→ **QUOTED TEXT**
+ + + +

I'm more confident that he will be a superstar in the NBA than I am about Greg Oden, and these comments about him not being a true point guard and playing like Steve Francis are still going to be here in two years...


----------



## Keith Closs (May 13, 2003)

bball2223 said:


> Mayo isn't a Point Guard, he has handles like a point guard but he plays like Steve Francis. He will be an NBA all-star I will agree with you there but not at the Point Guard position. He will play Point Guard, but he isn't a Point Guard. Brandon Jennings, Derrick Rose, and Anthony Crater are all better Point Guards although Mayo is the better player.


hes already a better decision maker on the court at 18 then francis is at 29..


----------



## lw32 (May 24, 2003)

Jonathan Watters said:


> I don't know how to say this without coming off as arrogant and confrontational to all the doubters...but OJ Mayo is so damn good that he will probably deserve to play in the All-Star game his rookie season. His name has been out there for so long that people find faults to his game, but those people just don't get it (let's start with scout.com's Jeff Goodman). The idea that he was outplayed by Derrick Rose on Sunday is beyond laughable.
> 
> I'm more confident that he will be a superstar in the NBA than I am about Greg Oden, and these comments about him not being a true point guard and playing like Steve Francis are still going to be here in two years...


Arrogant and confrontational? You're just voicing your opinion, no need to defend it.

If LeBron James couldn't make the All-Star team as a rook, I doubt OJ can. Deserve? Possibly, I believe LeBron deserved it but NBA coaches are fickle, most won't vote for a rookie. His only chance would be the fans vote. His chances are slim. Sure, he'll have an extra year in college. Sure, he'll be 21 when he comes out.

+ + + +

→ **STORED ROWS**
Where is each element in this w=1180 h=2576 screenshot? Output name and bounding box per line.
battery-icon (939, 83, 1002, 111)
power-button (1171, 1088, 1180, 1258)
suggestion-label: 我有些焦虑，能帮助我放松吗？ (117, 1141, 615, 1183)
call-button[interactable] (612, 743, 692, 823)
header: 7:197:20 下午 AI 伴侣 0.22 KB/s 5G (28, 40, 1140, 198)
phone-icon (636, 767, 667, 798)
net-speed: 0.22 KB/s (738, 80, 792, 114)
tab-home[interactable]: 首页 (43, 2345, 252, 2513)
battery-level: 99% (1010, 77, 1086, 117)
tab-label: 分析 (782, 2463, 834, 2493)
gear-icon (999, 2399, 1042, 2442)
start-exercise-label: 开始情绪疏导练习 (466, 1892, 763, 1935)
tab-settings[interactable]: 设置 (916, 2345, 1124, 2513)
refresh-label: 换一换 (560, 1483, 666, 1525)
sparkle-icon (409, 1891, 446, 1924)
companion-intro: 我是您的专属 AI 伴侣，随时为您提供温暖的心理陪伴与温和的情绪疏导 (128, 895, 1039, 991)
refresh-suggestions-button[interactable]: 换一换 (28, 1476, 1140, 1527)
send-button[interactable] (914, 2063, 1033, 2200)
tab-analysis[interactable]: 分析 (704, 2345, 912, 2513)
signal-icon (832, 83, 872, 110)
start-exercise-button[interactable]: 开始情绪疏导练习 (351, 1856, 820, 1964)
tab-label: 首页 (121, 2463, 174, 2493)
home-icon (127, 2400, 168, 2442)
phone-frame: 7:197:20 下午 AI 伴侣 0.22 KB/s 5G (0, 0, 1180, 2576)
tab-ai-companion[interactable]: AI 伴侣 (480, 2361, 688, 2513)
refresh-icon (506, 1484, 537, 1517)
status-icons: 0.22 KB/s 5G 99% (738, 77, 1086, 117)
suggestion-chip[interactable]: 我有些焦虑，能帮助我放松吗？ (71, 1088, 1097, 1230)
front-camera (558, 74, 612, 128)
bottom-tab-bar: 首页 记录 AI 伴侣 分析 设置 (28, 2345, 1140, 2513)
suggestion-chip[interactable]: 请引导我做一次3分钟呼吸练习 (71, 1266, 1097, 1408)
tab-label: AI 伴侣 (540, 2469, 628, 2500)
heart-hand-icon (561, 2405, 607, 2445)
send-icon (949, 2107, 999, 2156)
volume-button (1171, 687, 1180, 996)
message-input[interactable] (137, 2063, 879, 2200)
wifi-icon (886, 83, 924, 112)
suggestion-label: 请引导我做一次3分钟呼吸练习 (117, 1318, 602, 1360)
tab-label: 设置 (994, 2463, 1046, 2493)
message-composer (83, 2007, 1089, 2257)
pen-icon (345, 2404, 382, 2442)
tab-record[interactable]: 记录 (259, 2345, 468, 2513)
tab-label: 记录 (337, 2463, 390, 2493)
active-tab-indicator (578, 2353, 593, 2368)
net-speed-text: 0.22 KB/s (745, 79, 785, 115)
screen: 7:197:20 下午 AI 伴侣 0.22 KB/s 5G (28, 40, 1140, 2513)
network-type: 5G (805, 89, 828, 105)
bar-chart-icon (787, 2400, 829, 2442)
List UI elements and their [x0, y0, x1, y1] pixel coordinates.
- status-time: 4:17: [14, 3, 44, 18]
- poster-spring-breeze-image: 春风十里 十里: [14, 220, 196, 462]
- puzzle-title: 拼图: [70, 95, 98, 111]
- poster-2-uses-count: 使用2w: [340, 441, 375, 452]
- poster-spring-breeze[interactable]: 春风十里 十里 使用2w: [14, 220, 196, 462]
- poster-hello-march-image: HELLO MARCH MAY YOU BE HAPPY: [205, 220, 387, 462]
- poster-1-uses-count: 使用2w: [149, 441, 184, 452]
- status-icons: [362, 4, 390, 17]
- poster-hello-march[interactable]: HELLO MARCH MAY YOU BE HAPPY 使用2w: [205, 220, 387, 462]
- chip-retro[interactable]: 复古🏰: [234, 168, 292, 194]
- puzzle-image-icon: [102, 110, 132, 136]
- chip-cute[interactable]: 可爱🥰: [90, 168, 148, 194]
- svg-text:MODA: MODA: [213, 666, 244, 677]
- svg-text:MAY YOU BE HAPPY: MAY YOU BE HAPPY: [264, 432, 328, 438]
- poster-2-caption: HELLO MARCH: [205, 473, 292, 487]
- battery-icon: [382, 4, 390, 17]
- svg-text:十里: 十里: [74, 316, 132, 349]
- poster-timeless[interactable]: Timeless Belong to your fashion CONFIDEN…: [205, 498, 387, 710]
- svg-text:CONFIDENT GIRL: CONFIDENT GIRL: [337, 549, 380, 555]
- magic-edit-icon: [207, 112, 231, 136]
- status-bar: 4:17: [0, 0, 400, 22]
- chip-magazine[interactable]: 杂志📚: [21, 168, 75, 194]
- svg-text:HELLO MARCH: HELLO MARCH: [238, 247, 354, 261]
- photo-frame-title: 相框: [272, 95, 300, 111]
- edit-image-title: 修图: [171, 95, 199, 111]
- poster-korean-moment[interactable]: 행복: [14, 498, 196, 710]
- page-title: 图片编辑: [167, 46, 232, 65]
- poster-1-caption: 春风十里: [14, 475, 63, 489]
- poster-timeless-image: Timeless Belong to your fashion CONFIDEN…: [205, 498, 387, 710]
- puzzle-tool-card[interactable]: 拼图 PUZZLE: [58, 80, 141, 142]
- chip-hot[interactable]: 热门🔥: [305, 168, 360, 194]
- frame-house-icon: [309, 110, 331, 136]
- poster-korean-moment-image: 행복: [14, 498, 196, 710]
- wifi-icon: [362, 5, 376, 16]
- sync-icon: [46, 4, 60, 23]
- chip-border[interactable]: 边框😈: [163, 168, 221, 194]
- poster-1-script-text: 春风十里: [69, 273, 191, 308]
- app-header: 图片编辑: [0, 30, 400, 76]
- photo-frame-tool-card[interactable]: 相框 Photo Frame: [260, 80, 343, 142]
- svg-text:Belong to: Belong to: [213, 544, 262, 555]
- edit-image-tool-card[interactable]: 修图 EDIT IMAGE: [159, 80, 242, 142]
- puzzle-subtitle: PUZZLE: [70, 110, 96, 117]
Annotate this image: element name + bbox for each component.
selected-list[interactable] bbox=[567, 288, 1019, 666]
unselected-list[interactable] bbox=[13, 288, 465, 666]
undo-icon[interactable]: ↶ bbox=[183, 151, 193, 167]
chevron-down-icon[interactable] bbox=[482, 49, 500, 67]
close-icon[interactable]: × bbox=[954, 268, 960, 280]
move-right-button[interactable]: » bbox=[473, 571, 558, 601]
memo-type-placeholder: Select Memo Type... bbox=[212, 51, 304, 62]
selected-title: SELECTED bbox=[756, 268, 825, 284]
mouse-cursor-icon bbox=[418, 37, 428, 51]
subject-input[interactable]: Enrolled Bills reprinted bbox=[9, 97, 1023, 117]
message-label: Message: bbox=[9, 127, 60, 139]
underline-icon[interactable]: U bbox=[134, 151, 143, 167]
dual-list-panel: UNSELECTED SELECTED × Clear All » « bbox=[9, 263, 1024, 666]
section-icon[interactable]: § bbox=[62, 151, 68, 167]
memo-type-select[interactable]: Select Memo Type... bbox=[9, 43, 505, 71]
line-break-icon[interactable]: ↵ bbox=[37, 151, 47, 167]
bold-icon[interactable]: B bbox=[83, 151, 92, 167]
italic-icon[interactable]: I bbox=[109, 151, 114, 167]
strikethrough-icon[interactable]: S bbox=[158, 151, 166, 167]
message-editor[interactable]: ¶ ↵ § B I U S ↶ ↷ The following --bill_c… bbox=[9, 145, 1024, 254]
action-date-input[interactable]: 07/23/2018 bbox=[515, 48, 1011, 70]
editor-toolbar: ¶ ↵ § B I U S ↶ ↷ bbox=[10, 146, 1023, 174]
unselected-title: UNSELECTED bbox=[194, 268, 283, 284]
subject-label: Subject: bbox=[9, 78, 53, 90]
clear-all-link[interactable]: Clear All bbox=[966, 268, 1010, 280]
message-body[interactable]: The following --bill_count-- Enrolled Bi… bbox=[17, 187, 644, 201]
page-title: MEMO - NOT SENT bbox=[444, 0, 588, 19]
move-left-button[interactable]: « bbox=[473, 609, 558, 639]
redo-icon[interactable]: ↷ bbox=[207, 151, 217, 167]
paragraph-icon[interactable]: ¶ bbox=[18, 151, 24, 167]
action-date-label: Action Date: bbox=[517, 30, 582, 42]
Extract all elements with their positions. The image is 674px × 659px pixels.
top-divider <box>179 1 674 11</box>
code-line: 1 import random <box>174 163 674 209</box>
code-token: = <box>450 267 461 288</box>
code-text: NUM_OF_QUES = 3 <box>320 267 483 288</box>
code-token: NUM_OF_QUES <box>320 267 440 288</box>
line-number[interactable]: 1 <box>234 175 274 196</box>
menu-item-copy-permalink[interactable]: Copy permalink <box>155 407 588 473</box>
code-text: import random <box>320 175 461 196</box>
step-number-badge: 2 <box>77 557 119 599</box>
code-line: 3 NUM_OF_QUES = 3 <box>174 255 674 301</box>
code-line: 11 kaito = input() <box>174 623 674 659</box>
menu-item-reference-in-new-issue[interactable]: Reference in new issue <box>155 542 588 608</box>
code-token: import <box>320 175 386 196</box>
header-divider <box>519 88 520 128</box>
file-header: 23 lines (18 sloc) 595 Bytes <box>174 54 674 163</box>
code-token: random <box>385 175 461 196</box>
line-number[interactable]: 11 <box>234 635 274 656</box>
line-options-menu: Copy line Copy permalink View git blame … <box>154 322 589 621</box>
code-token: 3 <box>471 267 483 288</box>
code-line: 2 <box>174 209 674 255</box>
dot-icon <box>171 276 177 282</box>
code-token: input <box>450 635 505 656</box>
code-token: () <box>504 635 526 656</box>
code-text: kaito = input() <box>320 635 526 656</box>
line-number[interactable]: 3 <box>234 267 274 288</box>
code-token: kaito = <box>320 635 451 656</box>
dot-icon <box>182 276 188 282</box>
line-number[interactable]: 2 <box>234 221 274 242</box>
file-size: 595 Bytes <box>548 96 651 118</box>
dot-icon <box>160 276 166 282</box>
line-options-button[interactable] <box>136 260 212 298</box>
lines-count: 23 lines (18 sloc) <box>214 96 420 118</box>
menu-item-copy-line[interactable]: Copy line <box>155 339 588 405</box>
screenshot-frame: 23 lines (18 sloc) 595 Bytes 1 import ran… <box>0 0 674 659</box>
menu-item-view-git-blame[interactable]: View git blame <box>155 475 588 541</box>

+ + + +

→ **TASK SET**
1. Write out the OJ Mayo forum thread again from the words "## lw32 (May" through "to defend it.", swapping "Greg Oden" for "Kevin Durant".
2. Carry on the forum thread about OJ Mayo from its last sentence.

→ **PER-TASK ANSWERS**
1.
## lw32 (May 24, 2003)

Jonathan Watters said:


> I don't know how to say this without coming off as arrogant and confrontational to all the doubters...but OJ Mayo is so damn good that he will probably deserve to play in the All-Star game his rookie season. His name has been out there for so long that people find faults to his game, but those people just don't get it (let's start with scout.com's Jeff Goodman). The idea that he was outplayed by Derrick Rose on Sunday is beyond laughable.
> 
> I'm more confident that he will be a superstar in the NBA than I am about Kevin Durant, and these comments about him not being a true point guard and playing like Steve Francis are still going to be here in two years...


Arrogant and confrontational? You're just voicing your opinion, no need to defend it.

2.
OJ Mayo can be a 2 guard in the NBA. He's just about big enough. He needs to make sure he's not classified as a tweener and make the decision towards a position though. He doesn't have the point guard skills of others in HS, say Jennings or Rose, he's more of a scorer. He doesn't have Steve Francis' athleticism either. He's more of a Dwyane Wade type guard, not through their games being similar, but his role. He can be the facilitator, but is best used as a scorer. This isn't a comparison in style though, they're different.


----------



## Brian34Cook (Mar 26, 2003)

MSE 74-65
Rose: 32 min, 19 pts (6/12, 3/7, 4/4), 3 boards, 4 assists, 6 turnovers
Gordon: 32 min, 27 pts (8/20, 2/8, 9/9), 8 boards, 5 assists, 2 turnovers, 1 block, 2 steals

Meanstreets vs Spiece Indy Heat in one of the Semis tonight.. 

Other will be..

So Cal All Stars vs Sq. Richmond Brooks/Houston Jr. Hardballers winner.. 

Winner of MS/Spiece will play the winner of 2nd game in the Championship at 8:20 CT tonight!


----------



## Jonathan Watters (Jul 20, 2002)

Have you seen Mayo in person?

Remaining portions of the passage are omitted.